------ Given records
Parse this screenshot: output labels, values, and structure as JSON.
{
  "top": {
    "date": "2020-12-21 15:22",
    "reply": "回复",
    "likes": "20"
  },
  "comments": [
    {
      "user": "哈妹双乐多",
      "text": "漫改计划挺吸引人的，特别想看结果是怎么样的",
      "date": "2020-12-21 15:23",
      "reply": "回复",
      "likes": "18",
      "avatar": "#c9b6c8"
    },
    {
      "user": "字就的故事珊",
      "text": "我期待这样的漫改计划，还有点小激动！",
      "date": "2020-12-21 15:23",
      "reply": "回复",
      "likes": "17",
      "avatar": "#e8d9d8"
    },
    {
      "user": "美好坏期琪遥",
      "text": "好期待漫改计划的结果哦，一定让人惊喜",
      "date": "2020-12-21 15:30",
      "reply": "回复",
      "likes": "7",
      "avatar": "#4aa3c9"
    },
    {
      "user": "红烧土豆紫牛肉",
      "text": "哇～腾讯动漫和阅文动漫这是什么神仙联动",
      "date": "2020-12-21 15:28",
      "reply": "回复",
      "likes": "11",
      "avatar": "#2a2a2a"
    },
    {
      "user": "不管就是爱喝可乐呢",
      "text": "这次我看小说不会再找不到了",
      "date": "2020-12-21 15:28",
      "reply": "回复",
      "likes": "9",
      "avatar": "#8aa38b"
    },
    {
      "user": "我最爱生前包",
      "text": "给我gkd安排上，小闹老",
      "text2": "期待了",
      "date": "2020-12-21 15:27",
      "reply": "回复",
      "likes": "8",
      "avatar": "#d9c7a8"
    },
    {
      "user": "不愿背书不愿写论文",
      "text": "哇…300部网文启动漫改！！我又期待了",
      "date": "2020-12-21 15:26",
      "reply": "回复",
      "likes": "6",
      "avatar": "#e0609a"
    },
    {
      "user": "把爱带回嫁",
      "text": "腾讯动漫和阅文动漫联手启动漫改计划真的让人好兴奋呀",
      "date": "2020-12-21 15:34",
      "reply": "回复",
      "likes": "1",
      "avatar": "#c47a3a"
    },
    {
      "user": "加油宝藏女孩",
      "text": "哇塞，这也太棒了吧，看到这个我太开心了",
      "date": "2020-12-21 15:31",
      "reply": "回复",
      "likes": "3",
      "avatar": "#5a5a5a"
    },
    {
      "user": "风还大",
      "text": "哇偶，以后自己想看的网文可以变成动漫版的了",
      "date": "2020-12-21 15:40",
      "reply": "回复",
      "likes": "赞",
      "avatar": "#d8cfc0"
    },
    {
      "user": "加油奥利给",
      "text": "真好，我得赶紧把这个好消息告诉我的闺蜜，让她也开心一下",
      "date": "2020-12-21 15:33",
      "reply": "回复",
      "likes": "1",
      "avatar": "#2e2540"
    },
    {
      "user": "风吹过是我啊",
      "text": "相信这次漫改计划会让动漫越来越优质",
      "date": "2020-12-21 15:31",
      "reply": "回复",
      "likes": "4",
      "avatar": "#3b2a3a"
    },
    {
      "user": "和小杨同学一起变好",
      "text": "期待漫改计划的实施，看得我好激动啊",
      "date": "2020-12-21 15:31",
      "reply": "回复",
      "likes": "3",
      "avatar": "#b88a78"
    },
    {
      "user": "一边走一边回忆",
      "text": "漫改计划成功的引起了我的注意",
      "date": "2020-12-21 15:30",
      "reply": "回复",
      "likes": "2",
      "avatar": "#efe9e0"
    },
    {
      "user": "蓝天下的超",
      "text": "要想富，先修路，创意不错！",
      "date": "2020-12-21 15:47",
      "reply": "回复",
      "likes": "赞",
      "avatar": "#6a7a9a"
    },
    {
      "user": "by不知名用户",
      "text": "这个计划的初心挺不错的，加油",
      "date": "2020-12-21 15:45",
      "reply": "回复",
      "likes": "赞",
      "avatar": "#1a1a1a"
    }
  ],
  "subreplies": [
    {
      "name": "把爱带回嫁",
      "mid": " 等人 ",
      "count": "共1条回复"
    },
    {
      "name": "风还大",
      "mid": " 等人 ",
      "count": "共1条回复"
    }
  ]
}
------------
# What needs to be done
Take the lines above and print them exactly.

# Solved exercise
Parse this screenshot: output labels, values, and structure as JSON.
{
  "top": {
    "date": "2020-12-21 15:22",
    "reply": "回复",
    "likes": "20"
  },
  "comments": [
    {
      "user": "哈妹双乐多",
      "text": "漫改计划挺吸引人的，特别想看结果是怎么样的",
      "date": "2020-12-21 15:23",
      "reply": "回复",
      "likes": "18",
      "avatar": "#c9b6c8"
    },
    {
      "user": "字就的故事珊",
      "text": "我期待这样的漫改计划，还有点小激动！",
      "date": "2020-12-21 15:23",
      "reply": "回复",
      "likes": "17",
      "avatar": "#e8d9d8"
    },
    {
      "user": "美好坏期琪遥",
      "text": "好期待漫改计划的结果哦，一定让人惊喜",
      "date": "2020-12-21 15:30",
      "reply": "回复",
      "likes": "7",
      "avatar": "#4aa3c9"
    },
    {
      "user": "红烧土豆紫牛肉",
      "text": "哇～腾讯动漫和阅文动漫这是什么神仙联动",
      "date": "2020-12-21 15:28",
      "reply": "回复",
      "likes": "11",
      "avatar": "#2a2a2a"
    },
    {
      "user": "不管就是爱喝可乐呢",
      "text": "这次我看小说不会再找不到了",
      "date": "2020-12-21 15:28",
      "reply": "回复",
      "likes": "9",
      "avatar": "#8aa38b"
    },
    {
      "user": "我最爱生前包",
      "text": "给我gkd安排上，小闹老",
      "text2": "期待了",
      "date": "2020-12-21 15:27",
      "reply": "回复",
      "likes": "8",
      "avatar": "#d9c7a8"
    },
    {
      "user": "不愿背书不愿写论文",
      "text": "哇…300部网文启动漫改！！我又期待了",
      "date": "2020-12-21 15:26",
      "reply": "回复",
      "likes": "6",
      "avatar": "#e0609a"
    },
    {
      "user": "把爱带回嫁",
      "text": "腾讯动漫和阅文动漫联手启动漫改计划真的让人好兴奋呀",
      "date": "2020-12-21 15:34",
      "reply": "回复",
      "likes": "1",
      "avatar": "#c47a3a"
    },
    {
      "user": "加油宝藏女孩",
      "text": "哇塞，这也太棒了吧，看到这个我太开心了",
      "date": "2020-12-21 15:31",
      "reply": "回复",
      "likes": "3",
      "avatar": "#5a5a5a"
    },
    {
      "user": "风还大",
      "text": "哇偶，以后自己想看的网文可以变成动漫版的了",
      "date": "2020-12-21 15:40",
      "reply": "回复",
      "likes": "赞",
      "avatar": "#d8cfc0"
    },
    {
      "user": "加油奥利给",
      "text": "真好，我得赶紧把这个好消息告诉我的闺蜜，让她也开心一下",
      "date": "2020-12-21 15:33",
      "reply": "回复",
      "likes": "1",
      "avatar": "#2e2540"
    },
    {
      "user": "风吹过是我啊",
      "text": "相信这次漫改计划会让动漫越来越优质",
      "date": "2020-12-21 15:31",
      "reply": "回复",
      "likes": "4",
      "avatar": "#3b2a3a"
    },
    {
      "user": "和小杨同学一起变好",
      "text": "期待漫改计划的实施，看得我好激动啊",
      "date": "2020-12-21 15:31",
      "reply": "回复",
      "likes": "3",
      "avatar": "#b88a78"
    },
    {
      "user": "一边走一边回忆",
      "text": "漫改计划成功的引起了我的注意",
      "date": "2020-12-21 15:30",
      "reply": "回复",
      "likes": "2",
      "avatar": "#efe9e0"
    },
    {
      "user": "蓝天下的超",
      "text": "要想富，先修路，创意不错！",
      "date": "2020-12-21 15:47",
      "reply": "回复",
      "likes": "赞",
      "avatar": "#6a7a9a"
    },
    {
      "user": "by不知名用户",
      "text": "这个计划的初心挺不错的，加油",
      "date": "2020-12-21 15:45",
      "reply": "回复",
      "likes": "赞",
      "avatar": "#1a1a1a"
    }
  ],
  "subreplies": [
    {
      "name": "把爱带回嫁",
      "mid": " 等人 ",
      "count": "共1条回复"
    },
    {
      "name": "风还大",
      "mid": " 等人 ",
      "count": "共1条回复"
    }
  ]
}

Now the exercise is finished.